◆ **EXERCISE REQUIREMENTS**
Every record needs to be restated word for word.

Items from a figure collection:
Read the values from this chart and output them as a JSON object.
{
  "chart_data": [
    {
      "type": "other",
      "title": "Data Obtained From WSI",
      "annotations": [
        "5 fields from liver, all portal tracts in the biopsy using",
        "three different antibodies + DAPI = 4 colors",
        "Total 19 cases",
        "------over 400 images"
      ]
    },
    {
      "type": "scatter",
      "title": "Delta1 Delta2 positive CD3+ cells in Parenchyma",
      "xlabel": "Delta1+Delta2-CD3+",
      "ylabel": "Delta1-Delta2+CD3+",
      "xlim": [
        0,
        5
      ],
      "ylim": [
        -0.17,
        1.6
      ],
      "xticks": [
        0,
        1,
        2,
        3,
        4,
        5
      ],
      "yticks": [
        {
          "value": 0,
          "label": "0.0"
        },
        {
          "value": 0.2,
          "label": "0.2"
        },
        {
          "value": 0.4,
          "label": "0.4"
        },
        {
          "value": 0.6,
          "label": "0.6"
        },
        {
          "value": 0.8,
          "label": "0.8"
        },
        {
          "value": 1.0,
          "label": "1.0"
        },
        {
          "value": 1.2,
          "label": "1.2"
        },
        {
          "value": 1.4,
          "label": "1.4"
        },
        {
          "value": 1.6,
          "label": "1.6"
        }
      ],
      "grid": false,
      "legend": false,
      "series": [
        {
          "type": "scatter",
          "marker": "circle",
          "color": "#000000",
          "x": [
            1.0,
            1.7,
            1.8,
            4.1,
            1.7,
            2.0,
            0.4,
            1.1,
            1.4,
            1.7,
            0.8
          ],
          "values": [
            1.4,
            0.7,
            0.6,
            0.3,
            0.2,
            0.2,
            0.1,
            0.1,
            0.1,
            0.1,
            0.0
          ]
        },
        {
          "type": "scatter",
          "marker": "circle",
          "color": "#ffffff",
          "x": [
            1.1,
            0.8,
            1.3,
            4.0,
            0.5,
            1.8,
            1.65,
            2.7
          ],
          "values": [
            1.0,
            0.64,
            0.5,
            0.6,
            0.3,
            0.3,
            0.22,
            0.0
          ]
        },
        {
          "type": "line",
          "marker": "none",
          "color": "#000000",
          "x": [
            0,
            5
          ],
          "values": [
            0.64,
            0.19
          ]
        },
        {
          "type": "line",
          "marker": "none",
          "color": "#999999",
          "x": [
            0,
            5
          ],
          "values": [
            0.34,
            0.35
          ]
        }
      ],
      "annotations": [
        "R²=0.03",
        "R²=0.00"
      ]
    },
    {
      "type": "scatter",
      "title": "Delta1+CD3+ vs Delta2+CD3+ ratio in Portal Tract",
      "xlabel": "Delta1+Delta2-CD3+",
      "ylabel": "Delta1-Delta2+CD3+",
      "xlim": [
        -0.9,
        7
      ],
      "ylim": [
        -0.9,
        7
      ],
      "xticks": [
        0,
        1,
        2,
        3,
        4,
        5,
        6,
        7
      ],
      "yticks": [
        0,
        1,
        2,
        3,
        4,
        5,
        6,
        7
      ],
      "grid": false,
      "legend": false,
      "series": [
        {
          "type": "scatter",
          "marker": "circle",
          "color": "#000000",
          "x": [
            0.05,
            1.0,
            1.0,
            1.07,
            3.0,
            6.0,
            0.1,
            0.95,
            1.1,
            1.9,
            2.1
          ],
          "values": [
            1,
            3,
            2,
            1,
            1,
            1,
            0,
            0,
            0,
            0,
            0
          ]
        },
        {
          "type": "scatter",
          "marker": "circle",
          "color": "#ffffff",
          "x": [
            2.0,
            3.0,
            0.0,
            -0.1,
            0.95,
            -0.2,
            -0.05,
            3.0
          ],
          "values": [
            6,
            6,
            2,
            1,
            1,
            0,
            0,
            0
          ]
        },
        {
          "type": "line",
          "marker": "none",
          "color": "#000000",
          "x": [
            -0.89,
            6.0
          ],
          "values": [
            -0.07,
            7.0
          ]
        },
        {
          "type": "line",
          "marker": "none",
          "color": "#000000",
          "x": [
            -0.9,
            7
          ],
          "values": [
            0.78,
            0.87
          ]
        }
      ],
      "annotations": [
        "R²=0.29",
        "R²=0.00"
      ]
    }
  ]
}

◆ **REPLY**
Read the values from this chart and output them as a JSON object.
{
  "chart_data": [
    {
      "type": "other",
      "title": "Data Obtained From WSI",
      "annotations": [
        "5 fields from liver, all portal tracts in the biopsy using",
        "three different antibodies + DAPI = 4 colors",
        "Total 19 cases",
        "------over 400 images"
      ]
    },
    {
      "type": "scatter",
      "title": "Delta1 Delta2 positive CD3+ cells in Parenchyma",
      "xlabel": "Delta1+Delta2-CD3+",
      "ylabel": "Delta1-Delta2+CD3+",
      "xlim": [
        0,
        5
      ],
      "ylim": [
        -0.17,
        1.6
      ],
      "xticks": [
        0,
        1,
        2,
        3,
        4,
        5
      ],
      "yticks": [
        {
          "value": 0,
          "label": "0.0"
        },
        {
          "value": 0.2,
          "label": "0.2"
        },
        {
          "value": 0.4,
          "label": "0.4"
        },
        {
          "value": 0.6,
          "label": "0.6"
        },
        {
          "value": 0.8,
          "label": "0.8"
        },
        {
          "value": 1.0,
          "label": "1.0"
        },
        {
          "value": 1.2,
          "label": "1.2"
        },
        {
          "value": 1.4,
          "label": "1.4"
        },
        {
          "value": 1.6,
          "label": "1.6"
        }
      ],
      "grid": false,
      "legend": false,
      "series": [
        {
          "type": "scatter",
          "marker": "circle",
          "color": "#000000",
          "x": [
            1.0,
            1.7,
            1.8,
            4.1,
            1.7,
            2.0,
            0.4,
            1.1,
            1.4,
            1.7,
            0.8
          ],
          "values": [
            1.4,
            0.7,
            0.6,
            0.3,
            0.2,
            0.2,
            0.1,
            0.1,
            0.1,
            0.1,
            0.0
          ]
        },
        {
          "type": "scatter",
          "marker": "circle",
          "color": "#ffffff",
          "x": [
            1.1,
            0.8,
            1.3,
            4.0,
            0.5,
            1.8,
            1.65,
            2.7
          ],
          "values": [
            1.0,
            0.64,
            0.5,
            0.6,
            0.3,
            0.3,
            0.22,
            0.0
          ]
        },
        {
          "type": "line",
          "marker": "none",
          "color": "#000000",
          "x": [
            0,
            5
          ],
          "values": [
            0.64,
            0.19
          ]
        },
        {
          "type": "line",
          "marker": "none",
          "color": "#999999",
          "x": [
            0,
            5
          ],
          "values": [
            0.34,
            0.35
          ]
        }
      ],
      "annotations": [
        "R²=0.03",
        "R²=0.00"
      ]
    },
    {
      "type": "scatter",
      "title": "Delta1+CD3+ vs Delta2+CD3+ ratio in Portal Tract",
      "xlabel": "Delta1+Delta2-CD3+",
      "ylabel": "Delta1-Delta2+CD3+",
      "xlim": [
        -0.9,
        7
      ],
      "ylim": [
        -0.9,
        7
      ],
      "xticks": [
        0,
        1,
        2,
        3,
        4,
        5,
        6,
        7
      ],
      "yticks": [
        0,
        1,
        2,
        3,
        4,
        5,
        6,
        7
      ],
      "grid": false,
      "legend": false,
      "series": [
        {
          "type": "scatter",
          "marker": "circle",
          "color": "#000000",
          "x": [
            0.05,
            1.0,
            1.0,
            1.07,
            3.0,
            6.0,
            0.1,
            0.95,
            1.1,
            1.9,
            2.1
          ],
          "values": [
            1,
            3,
            2,
            1,
            1,
            1,
            0,
            0,
            0,
            0,
            0
          ]
        },
        {
          "type": "scatter",
          "marker": "circle",
          "color": "#ffffff",
          "x": [
            2.0,
            3.0,
            0.0,
            -0.1,
            0.95,
            -0.2,
            -0.05,
            3.0
          ],
          "values": [
            6,
            6,
            2,
            1,
            1,
            0,
            0,
            0
          ]
        },
        {
          "type": "line",
          "marker": "none",
          "color": "#000000",
          "x": [
            -0.89,
            6.0
          ],
          "values": [
            -0.07,
            7.0
          ]
        },
        {
          "type": "line",
          "marker": "none",
          "color": "#000000",
          "x": [
            -0.9,
            7
          ],
          "values": [
            0.78,
            0.87
          ]
        }
      ],
      "annotations": [
        "R²=0.29",
        "R²=0.00"
      ]
    }
  ]
}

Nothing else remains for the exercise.